** start of DATASET EXCERPTS **

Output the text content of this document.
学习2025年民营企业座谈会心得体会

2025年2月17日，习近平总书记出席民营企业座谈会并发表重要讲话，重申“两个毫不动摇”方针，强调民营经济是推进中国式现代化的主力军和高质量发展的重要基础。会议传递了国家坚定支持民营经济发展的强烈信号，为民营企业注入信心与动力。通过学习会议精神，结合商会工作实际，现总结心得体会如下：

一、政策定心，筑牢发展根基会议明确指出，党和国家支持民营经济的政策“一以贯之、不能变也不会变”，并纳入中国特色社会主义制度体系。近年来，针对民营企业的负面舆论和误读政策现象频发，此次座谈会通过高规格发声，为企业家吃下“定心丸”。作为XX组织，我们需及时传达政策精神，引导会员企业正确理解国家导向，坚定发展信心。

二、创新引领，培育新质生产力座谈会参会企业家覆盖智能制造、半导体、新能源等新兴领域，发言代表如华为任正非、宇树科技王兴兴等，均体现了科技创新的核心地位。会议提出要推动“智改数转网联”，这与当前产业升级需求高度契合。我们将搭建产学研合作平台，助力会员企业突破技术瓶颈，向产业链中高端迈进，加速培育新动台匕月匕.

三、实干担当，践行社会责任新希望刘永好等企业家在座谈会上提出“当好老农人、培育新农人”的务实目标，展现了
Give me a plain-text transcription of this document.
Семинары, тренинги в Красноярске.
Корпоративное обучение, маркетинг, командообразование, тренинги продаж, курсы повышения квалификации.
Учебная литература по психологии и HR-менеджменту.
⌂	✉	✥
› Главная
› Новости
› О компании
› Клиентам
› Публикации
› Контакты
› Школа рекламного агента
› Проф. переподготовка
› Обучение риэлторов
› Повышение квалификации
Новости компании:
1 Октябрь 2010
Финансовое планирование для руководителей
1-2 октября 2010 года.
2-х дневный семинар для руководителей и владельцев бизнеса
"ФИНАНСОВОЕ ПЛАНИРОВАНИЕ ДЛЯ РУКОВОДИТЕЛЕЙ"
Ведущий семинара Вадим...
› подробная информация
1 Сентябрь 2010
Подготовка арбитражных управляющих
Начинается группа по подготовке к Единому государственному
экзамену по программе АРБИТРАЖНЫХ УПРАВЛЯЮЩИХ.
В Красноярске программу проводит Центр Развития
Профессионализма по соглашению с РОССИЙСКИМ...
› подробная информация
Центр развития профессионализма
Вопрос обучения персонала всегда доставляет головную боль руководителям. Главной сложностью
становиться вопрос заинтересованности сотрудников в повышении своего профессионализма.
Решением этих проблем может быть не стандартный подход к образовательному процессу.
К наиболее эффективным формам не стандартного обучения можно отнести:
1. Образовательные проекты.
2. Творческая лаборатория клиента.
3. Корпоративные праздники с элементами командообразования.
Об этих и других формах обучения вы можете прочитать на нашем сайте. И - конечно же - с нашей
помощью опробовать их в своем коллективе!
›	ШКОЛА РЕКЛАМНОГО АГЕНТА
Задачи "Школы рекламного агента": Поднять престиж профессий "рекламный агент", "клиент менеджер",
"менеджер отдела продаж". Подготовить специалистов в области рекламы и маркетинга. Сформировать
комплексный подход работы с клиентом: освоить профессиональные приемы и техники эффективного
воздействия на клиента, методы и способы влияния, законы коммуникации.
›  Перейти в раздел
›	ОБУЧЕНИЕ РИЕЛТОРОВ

** end of DATASET EXCERPTS **

## WHAT YOU NEED TO DO
Repeat each entry word for word.

## RESPONSE TO THE TASK
Output the text content of this document.
学习2025年民营企业座谈会心得体会

2025年2月17日，习近平总书记出席民营企业座谈会并发表重要讲话，重申“两个毫不动摇”方针，强调民营经济是推进中国式现代化的主力军和高质量发展的重要基础。会议传递了国家坚定支持民营经济发展的强烈信号，为民营企业注入信心与动力。通过学习会议精神，结合商会工作实际，现总结心得体会如下：

一、政策定心，筑牢发展根基会议明确指出，党和国家支持民营经济的政策“一以贯之、不能变也不会变”，并纳入中国特色社会主义制度体系。近年来，针对民营企业的负面舆论和误读政策现象频发，此次座谈会通过高规格发声，为企业家吃下“定心丸”。作为XX组织，我们需及时传达政策精神，引导会员企业正确理解国家导向，坚定发展信心。

二、创新引领，培育新质生产力座谈会参会企业家覆盖智能制造、半导体、新能源等新兴领域，发言代表如华为任正非、宇树科技王兴兴等，均体现了科技创新的核心地位。会议提出要推动“智改数转网联”，这与当前产业升级需求高度契合。我们将搭建产学研合作平台，助力会员企业突破技术瓶颈，向产业链中高端迈进，加速培育新动台匕月匕.

三、实干担当，践行社会责任新希望刘永好等企业家在座谈会上提出“当好老农人、培育新农人”的务实目标，展现了
Give me a plain-text transcription of this document.
Семинары, тренинги в Красноярске.
Корпоративное обучение, маркетинг, командообразование, тренинги продаж, курсы повышения квалификации.
Учебная литература по психологии и HR-менеджменту.
⌂	✉	✥
› Главная
› Новости
› О компании
› Клиентам
› Публикации
› Контакты
› Школа рекламного агента
› Проф. переподготовка
› Обучение риэлторов
› Повышение квалификации
Новости компании:
1 Октябрь 2010
Финансовое планирование для руководителей
1-2 октября 2010 года.
2-х дневный семинар для руководителей и владельцев бизнеса
"ФИНАНСОВОЕ ПЛАНИРОВАНИЕ ДЛЯ РУКОВОДИТЕЛЕЙ"
Ведущий семинара Вадим...
› подробная информация
1 Сентябрь 2010
Подготовка арбитражных управляющих
Начинается группа по подготовке к Единому государственному
экзамену по программе АРБИТРАЖНЫХ УПРАВЛЯЮЩИХ.
В Красноярске программу проводит Центр Развития
Профессионализма по соглашению с РОССИЙСКИМ...
› подробная информация
Центр развития профессионализма
Вопрос обучения персонала всегда доставляет головную боль руководителям. Главной сложностью
становиться вопрос заинтересованности сотрудников в повышении своего профессионализма.
Решением этих проблем может быть не стандартный подход к образовательному процессу.
К наиболее эффективным формам не стандартного обучения можно отнести:
1. Образовательные проекты.
2. Творческая лаборатория клиента.
3. Корпоративные праздники с элементами командообразования.
Об этих и других формах обучения вы можете прочитать на нашем сайте. И - конечно же - с нашей
помощью опробовать их в своем коллективе!
›	ШКОЛА РЕКЛАМНОГО АГЕНТА
Задачи "Школы рекламного агента": Поднять престиж профессий "рекламный агент", "клиент менеджер",
"менеджер отдела продаж". Подготовить специалистов в области рекламы и маркетинга. Сформировать
комплексный подход работы с клиентом: освоить профессиональные приемы и техники эффективного
воздействия на клиента, методы и способы влияния, законы коммуникации.
›  Перейти в раздел
›	ОБУЧЕНИЕ РИЕЛТОРОВ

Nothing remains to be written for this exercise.